[Stored entries]
--- start ---
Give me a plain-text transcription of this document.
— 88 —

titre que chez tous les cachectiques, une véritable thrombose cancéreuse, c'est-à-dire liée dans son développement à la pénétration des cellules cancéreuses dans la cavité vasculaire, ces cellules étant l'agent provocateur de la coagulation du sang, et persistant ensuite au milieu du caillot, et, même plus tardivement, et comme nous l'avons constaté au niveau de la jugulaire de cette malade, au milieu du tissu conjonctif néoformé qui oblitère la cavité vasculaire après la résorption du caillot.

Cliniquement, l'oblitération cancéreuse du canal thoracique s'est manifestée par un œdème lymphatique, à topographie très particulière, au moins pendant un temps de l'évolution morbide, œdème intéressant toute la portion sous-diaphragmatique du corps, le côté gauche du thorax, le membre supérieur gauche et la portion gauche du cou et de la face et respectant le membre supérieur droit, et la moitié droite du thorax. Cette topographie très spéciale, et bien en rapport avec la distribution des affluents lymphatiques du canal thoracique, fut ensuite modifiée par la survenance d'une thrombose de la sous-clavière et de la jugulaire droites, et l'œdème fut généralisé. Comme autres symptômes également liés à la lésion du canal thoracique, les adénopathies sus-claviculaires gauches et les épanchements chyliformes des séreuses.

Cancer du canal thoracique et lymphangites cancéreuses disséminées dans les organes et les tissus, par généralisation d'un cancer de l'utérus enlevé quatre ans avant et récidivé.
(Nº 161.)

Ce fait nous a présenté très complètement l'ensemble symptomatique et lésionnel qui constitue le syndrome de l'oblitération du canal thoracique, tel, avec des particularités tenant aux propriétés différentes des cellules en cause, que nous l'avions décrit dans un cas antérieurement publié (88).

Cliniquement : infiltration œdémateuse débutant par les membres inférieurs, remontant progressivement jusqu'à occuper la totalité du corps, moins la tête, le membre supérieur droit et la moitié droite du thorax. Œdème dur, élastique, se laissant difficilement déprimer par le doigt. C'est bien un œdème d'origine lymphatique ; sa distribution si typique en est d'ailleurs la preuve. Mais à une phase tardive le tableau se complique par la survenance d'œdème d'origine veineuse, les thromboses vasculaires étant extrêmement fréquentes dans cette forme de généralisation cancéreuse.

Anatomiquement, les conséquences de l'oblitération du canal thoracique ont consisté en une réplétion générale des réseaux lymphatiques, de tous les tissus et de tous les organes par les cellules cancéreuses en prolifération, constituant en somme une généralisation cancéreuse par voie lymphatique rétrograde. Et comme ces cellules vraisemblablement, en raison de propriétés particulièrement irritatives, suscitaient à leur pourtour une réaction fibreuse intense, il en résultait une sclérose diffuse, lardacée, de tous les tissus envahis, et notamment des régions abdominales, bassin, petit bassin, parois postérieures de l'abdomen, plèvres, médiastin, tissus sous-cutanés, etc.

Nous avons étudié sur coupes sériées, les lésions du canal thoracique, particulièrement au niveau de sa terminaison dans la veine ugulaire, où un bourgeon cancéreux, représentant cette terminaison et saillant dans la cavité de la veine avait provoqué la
--- end ---
● **Exercise prompt**
Search the data for the string "propriétés" and copy each line where it appears.

● **Problem solution**
Ce fait nous a présenté très complètement l'ensemble symptomatique et lésionnel qui constitue le syndrome de l'oblitération du canal thoracique, tel, avec des particularités tenant aux propriétés différentes des cellules en cause, que nous l'avions décrit dans un cas antérieurement publié (88).
Anatomiquement, les conséquences de l'oblitération du canal thoracique ont consisté en une réplétion générale des réseaux lymphatiques, de tous les tissus et de tous les organes par les cellules cancéreuses en prolifération, constituant en somme une généralisation cancéreuse par voie lymphatique rétrograde. Et comme ces cellules vraisemblablement, en raison de propriétés particulièrement irritatives, suscitaient à leur pourtour une réaction fibreuse intense, il en résultait une sclérose diffuse, lardacée, de tous les tissus envahis, et notamment des régions abdominales, bassin, petit bassin, parois postérieures de l'abdomen, plèvres, médiastin, tissus sous-cutanés, etc.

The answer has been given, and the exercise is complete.